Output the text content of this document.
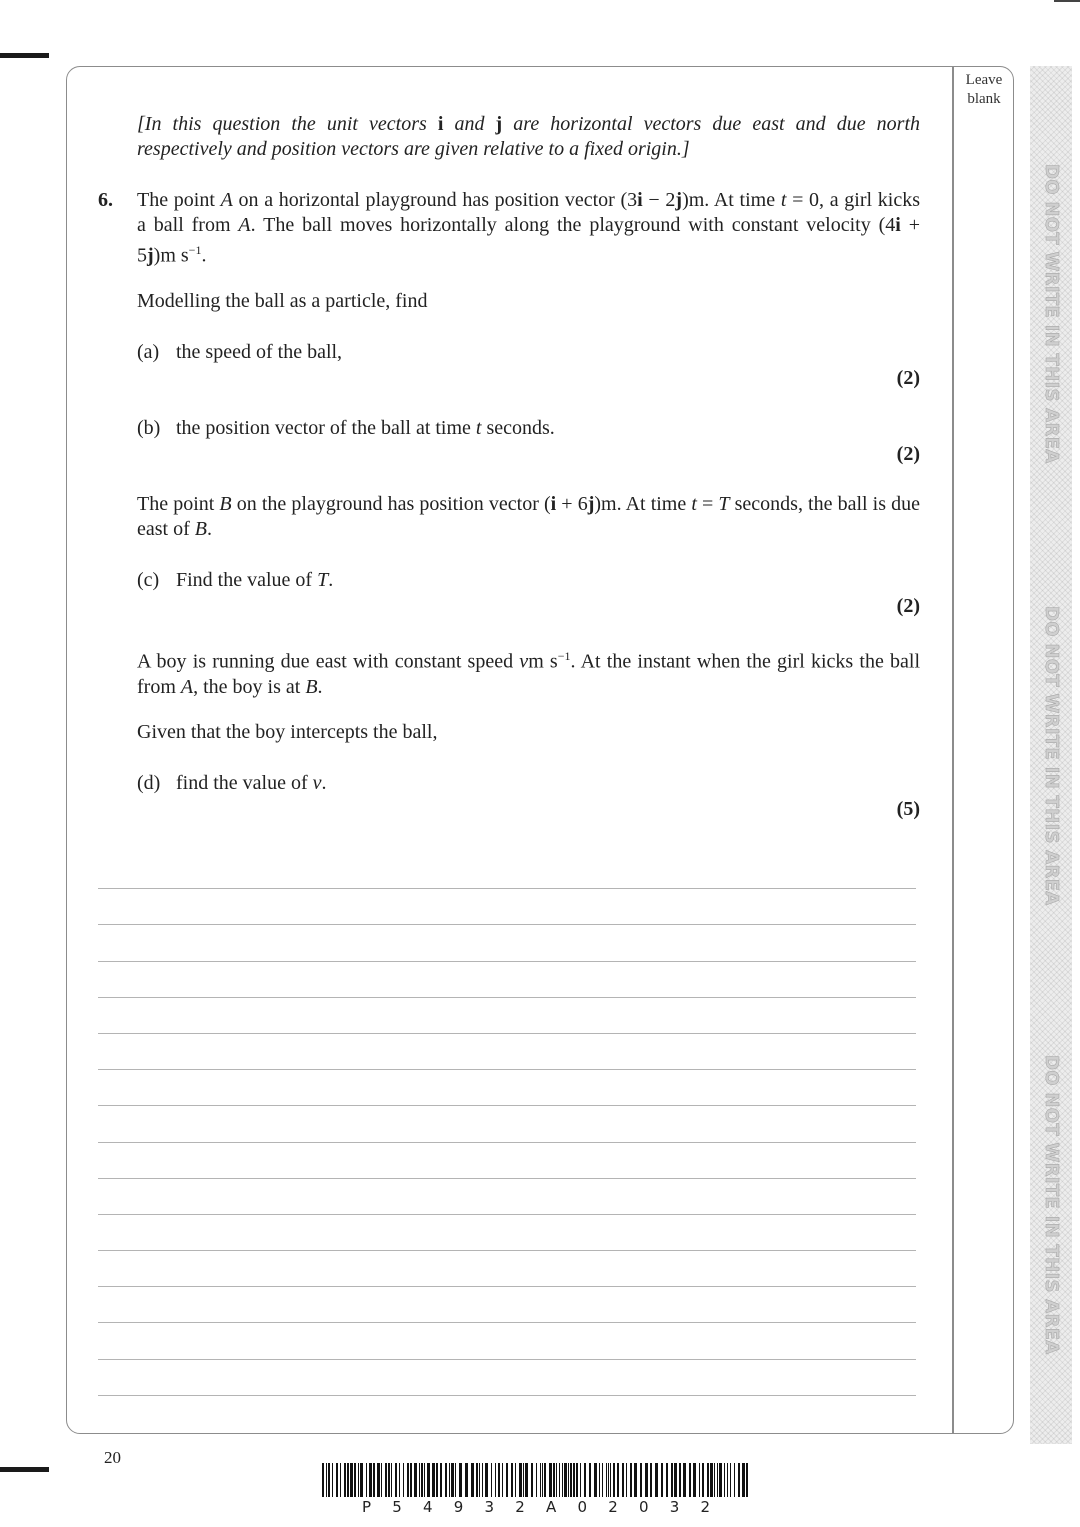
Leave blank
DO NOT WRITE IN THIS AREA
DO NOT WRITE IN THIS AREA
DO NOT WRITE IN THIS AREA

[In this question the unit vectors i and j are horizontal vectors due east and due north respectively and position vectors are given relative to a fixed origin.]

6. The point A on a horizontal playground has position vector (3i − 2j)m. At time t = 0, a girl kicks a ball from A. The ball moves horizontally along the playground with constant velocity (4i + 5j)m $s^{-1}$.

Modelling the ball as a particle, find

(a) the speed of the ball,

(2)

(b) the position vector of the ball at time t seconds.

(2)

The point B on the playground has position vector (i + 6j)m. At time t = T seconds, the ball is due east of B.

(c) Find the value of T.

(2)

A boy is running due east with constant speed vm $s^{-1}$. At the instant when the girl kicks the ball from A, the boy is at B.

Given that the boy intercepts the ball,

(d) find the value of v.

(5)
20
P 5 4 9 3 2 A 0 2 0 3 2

────────

What to produce
Copy out all of the data word for word. Do not carry over any picture.

The completed task
Output the text content of this document.
Leave blank
DO NOT WRITE IN THIS AREA
DO NOT WRITE IN THIS AREA
DO NOT WRITE IN THIS AREA

[In this question the unit vectors i and j are horizontal vectors due east and due north respectively and position vectors are given relative to a fixed origin.]

6. The point A on a horizontal playground has position vector (3i − 2j)m. At time t = 0, a girl kicks a ball from A. The ball moves horizontally along the playground with constant velocity (4i + 5j)m $s^{-1}$.

Modelling the ball as a particle, find

(a) the speed of the ball,

(2)

(b) the position vector of the ball at time t seconds.

(2)

The point B on the playground has position vector (i + 6j)m. At time t = T seconds, the ball is due east of B.

(c) Find the value of T.

(2)

A boy is running due east with constant speed vm $s^{-1}$. At the instant when the girl kicks the ball from A, the boy is at B.

Given that the boy intercepts the ball,

(d) find the value of v.

(5)
20
P 5 4 9 3 2 A 0 2 0 3 2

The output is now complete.